Say how many lines hold the string "from", and nothing more.

>> start MATERIAL PROVIDED

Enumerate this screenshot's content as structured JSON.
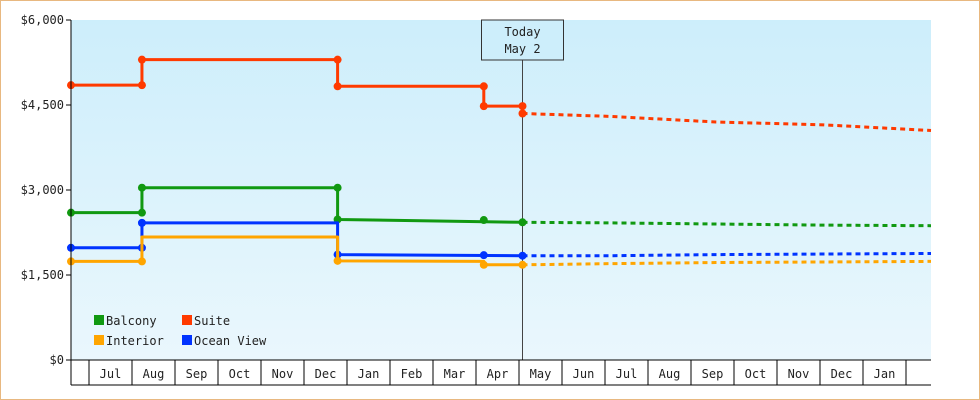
{
  "chart_data": {
    "type": "line",
    "y_ticks": [
      {
        "value": 0,
        "label": "$0"
      },
      {
        "value": 1500,
        "label": "$1,500"
      },
      {
        "value": 3000,
        "label": "$3,000"
      },
      {
        "value": 4500,
        "label": "$4,500"
      },
      {
        "value": 6000,
        "label": "$6,000"
      }
    ],
    "ylim": [
      0,
      6000
    ],
    "xlim": [
      0,
      20
    ],
    "x_ticks": [
      "Jul",
      "Aug",
      "Sep",
      "Oct",
      "Nov",
      "Dec",
      "Jan",
      "Feb",
      "Mar",
      "Apr",
      "May",
      "Jun",
      "Jul",
      "Aug",
      "Sep",
      "Oct",
      "Nov",
      "Dec",
      "Jan"
    ],
    "today": {
      "line1": "Today",
      "line2": "May 2",
      "x": 10.5
    },
    "grid": false,
    "legend": "bottom-left",
    "series": [
      {
        "name": "Suite",
        "color": "#ff3a00",
        "actual": [
          [
            0,
            4850
          ],
          [
            1.65,
            4850
          ],
          [
            1.65,
            5300
          ],
          [
            6.2,
            5300
          ],
          [
            6.2,
            4830
          ],
          [
            9.6,
            4830
          ],
          [
            9.6,
            4480
          ],
          [
            10.5,
            4480
          ],
          [
            10.5,
            4350
          ]
        ],
        "markers": [
          [
            0,
            4850
          ],
          [
            1.65,
            4850
          ],
          [
            1.65,
            5300
          ],
          [
            6.2,
            5300
          ],
          [
            6.2,
            4830
          ],
          [
            9.6,
            4830
          ],
          [
            9.6,
            4480
          ],
          [
            10.5,
            4480
          ],
          [
            10.5,
            4350
          ]
        ],
        "forecast": [
          [
            10.5,
            4350
          ],
          [
            12.5,
            4300
          ],
          [
            15,
            4200
          ],
          [
            17.5,
            4150
          ],
          [
            20,
            4050
          ]
        ]
      },
      {
        "name": "Balcony",
        "color": "#119911",
        "actual": [
          [
            0,
            2600
          ],
          [
            1.65,
            2600
          ],
          [
            1.65,
            3040
          ],
          [
            6.2,
            3040
          ],
          [
            6.2,
            2480
          ],
          [
            10.5,
            2430
          ]
        ],
        "markers": [
          [
            0,
            2600
          ],
          [
            1.65,
            2600
          ],
          [
            1.65,
            3040
          ],
          [
            6.2,
            3040
          ],
          [
            6.2,
            2480
          ],
          [
            9.6,
            2470
          ],
          [
            10.5,
            2430
          ]
        ],
        "forecast": [
          [
            10.5,
            2430
          ],
          [
            12.5,
            2420
          ],
          [
            15,
            2400
          ],
          [
            17.5,
            2380
          ],
          [
            20,
            2370
          ]
        ]
      },
      {
        "name": "Ocean View",
        "color": "#0033ff",
        "actual": [
          [
            0,
            1980
          ],
          [
            1.65,
            1980
          ],
          [
            1.65,
            2420
          ],
          [
            6.2,
            2420
          ],
          [
            6.2,
            1860
          ],
          [
            10.5,
            1840
          ]
        ],
        "markers": [
          [
            0,
            1980
          ],
          [
            1.65,
            1980
          ],
          [
            1.65,
            2420
          ],
          [
            6.2,
            1860
          ],
          [
            9.6,
            1850
          ],
          [
            10.5,
            1840
          ]
        ],
        "forecast": [
          [
            10.5,
            1840
          ],
          [
            12.5,
            1840
          ],
          [
            15,
            1860
          ],
          [
            17.5,
            1870
          ],
          [
            20,
            1880
          ]
        ]
      },
      {
        "name": "Interior",
        "color": "#ffa500",
        "actual": [
          [
            0,
            1740
          ],
          [
            1.65,
            1740
          ],
          [
            1.65,
            2170
          ],
          [
            6.2,
            2170
          ],
          [
            6.2,
            1750
          ],
          [
            9.6,
            1740
          ],
          [
            9.6,
            1680
          ],
          [
            10.5,
            1680
          ]
        ],
        "markers": [
          [
            0,
            1740
          ],
          [
            1.65,
            1740
          ],
          [
            6.2,
            1750
          ],
          [
            9.6,
            1680
          ],
          [
            10.5,
            1680
          ]
        ],
        "forecast": [
          [
            10.5,
            1680
          ],
          [
            12.5,
            1700
          ],
          [
            15,
            1720
          ],
          [
            17.5,
            1730
          ],
          [
            20,
            1740
          ]
        ]
      }
    ],
    "legend_items": [
      {
        "name": "Balcony",
        "color": "#119911"
      },
      {
        "name": "Suite",
        "color": "#ff3a00"
      },
      {
        "name": "Interior",
        "color": "#ffa500"
      },
      {
        "name": "Ocean View",
        "color": "#0033ff"
      }
    ],
    "plot_gradient": [
      "#cdeefb",
      "#eaf7fd"
    ]
  }
}
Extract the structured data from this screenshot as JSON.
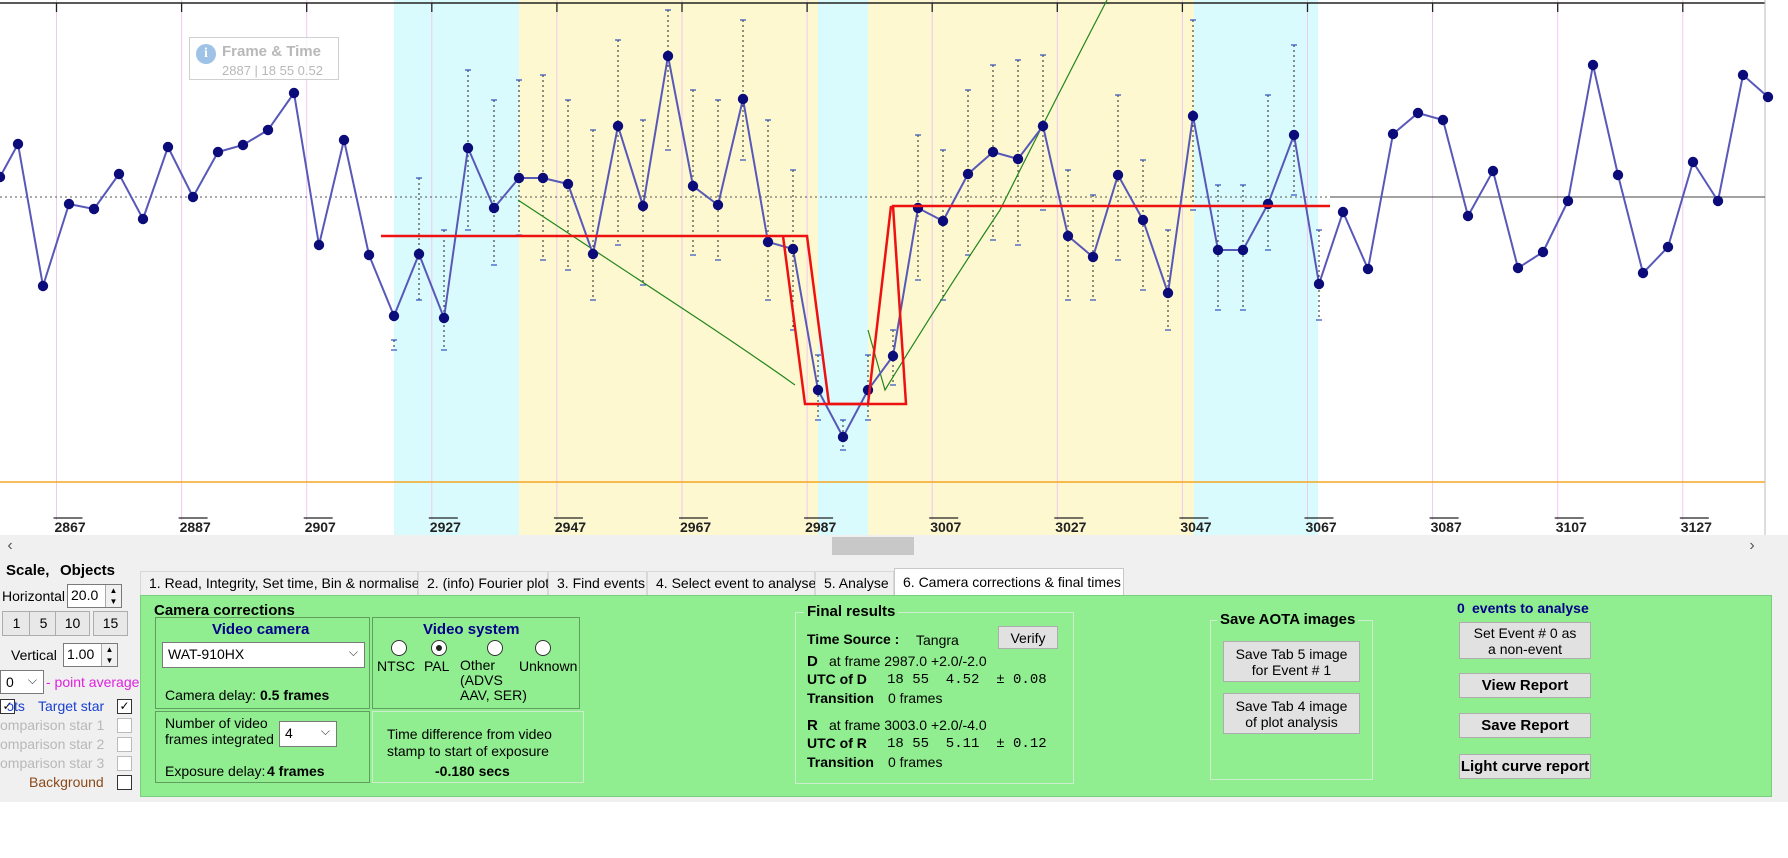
{
  "plot": {
    "tooltip": {
      "title": "Frame & Time",
      "value": "2887 | 18 55  0.52"
    },
    "x_ticks": [
      "2867",
      "2887",
      "2907",
      "2927",
      "2947",
      "2967",
      "2987",
      "3007",
      "3027",
      "3047",
      "3067",
      "3087",
      "3107",
      "3127"
    ],
    "colors": {
      "line": "#5858b8",
      "point": "#0b0b7a",
      "model": "#ee1111",
      "fit": "#22851f",
      "cyan_region": "#d9fbfd",
      "yellow_region": "#fdf8cf",
      "baseline": "#f5a623",
      "gridline": "#f1c9ef"
    }
  },
  "left": {
    "scale_label": "Scale,",
    "objects_label": "Objects",
    "horizontal_label": "Horizontal",
    "horizontal_value": "20.0",
    "scale_buttons": [
      "1",
      "5",
      "10",
      "15"
    ],
    "vertical_label": "Vertical",
    "vertical_value": "1.00",
    "point_avg_value": "0",
    "point_avg_label": "- point average",
    "pts_label": "ɔts",
    "target_star_label": "Target star",
    "comp1_label": "omparison star 1",
    "comp2_label": "omparison star 2",
    "comp3_label": "omparison star 3",
    "background_label": "Background"
  },
  "tabs": [
    "1.  Read, Integrity, Set time, Bin & normalise",
    "2. (info)  Fourier plot",
    "3. Find events",
    "4. Select event to analyse",
    "5. Analyse",
    "6. Camera corrections & final times"
  ],
  "camera": {
    "legend": "Camera corrections",
    "video_camera_title": "Video camera",
    "camera_model": "WAT-910HX",
    "camera_delay_label": "Camera delay:",
    "camera_delay_value": "0.5 frames",
    "video_system_title": "Video system",
    "radio_ntsc": "NTSC",
    "radio_pal": "PAL",
    "radio_other": "Other\n(ADVS\nAAV, SER)",
    "radio_unknown": "Unknown",
    "frames_label": "Number of video\nframes integrated",
    "frames_value": "4",
    "exposure_delay_label": "Exposure delay:",
    "exposure_delay_value": "4 frames",
    "time_diff_label": "Time difference from video\nstamp to start of exposure",
    "time_diff_value": "-0.180 secs"
  },
  "final": {
    "legend": "Final results",
    "time_source_label": "Time Source :",
    "time_source_value": "Tangra",
    "verify_label": "Verify",
    "d_label": "D",
    "d_frame": "at frame 2987.0  +2.0/-2.0",
    "utc_d_label": "UTC of D",
    "utc_d_value": "18 55  4.52  ± 0.08",
    "transition_label": "Transition",
    "d_transition_value": "0 frames",
    "r_label": "R",
    "r_frame": "at frame 3003.0  +2.0/-4.0",
    "utc_r_label": "UTC of R",
    "utc_r_value": "18 55  5.11  ± 0.12",
    "r_transition_value": "0 frames"
  },
  "aota": {
    "legend": "Save AOTA images",
    "save_tab5": "Save Tab 5 image\nfor Event # 1",
    "save_tab4": "Save Tab 4 image\nof plot analysis"
  },
  "report": {
    "events_count": "0",
    "events_label": "events to analyse",
    "set_event_label": "Set Event # 0 as\na non-event",
    "view_report": "View Report",
    "save_report": "Save Report",
    "light_curve_report": "Light curve report"
  }
}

>> end MATERIAL PROVIDED

PROBLEM SOLUTION: 2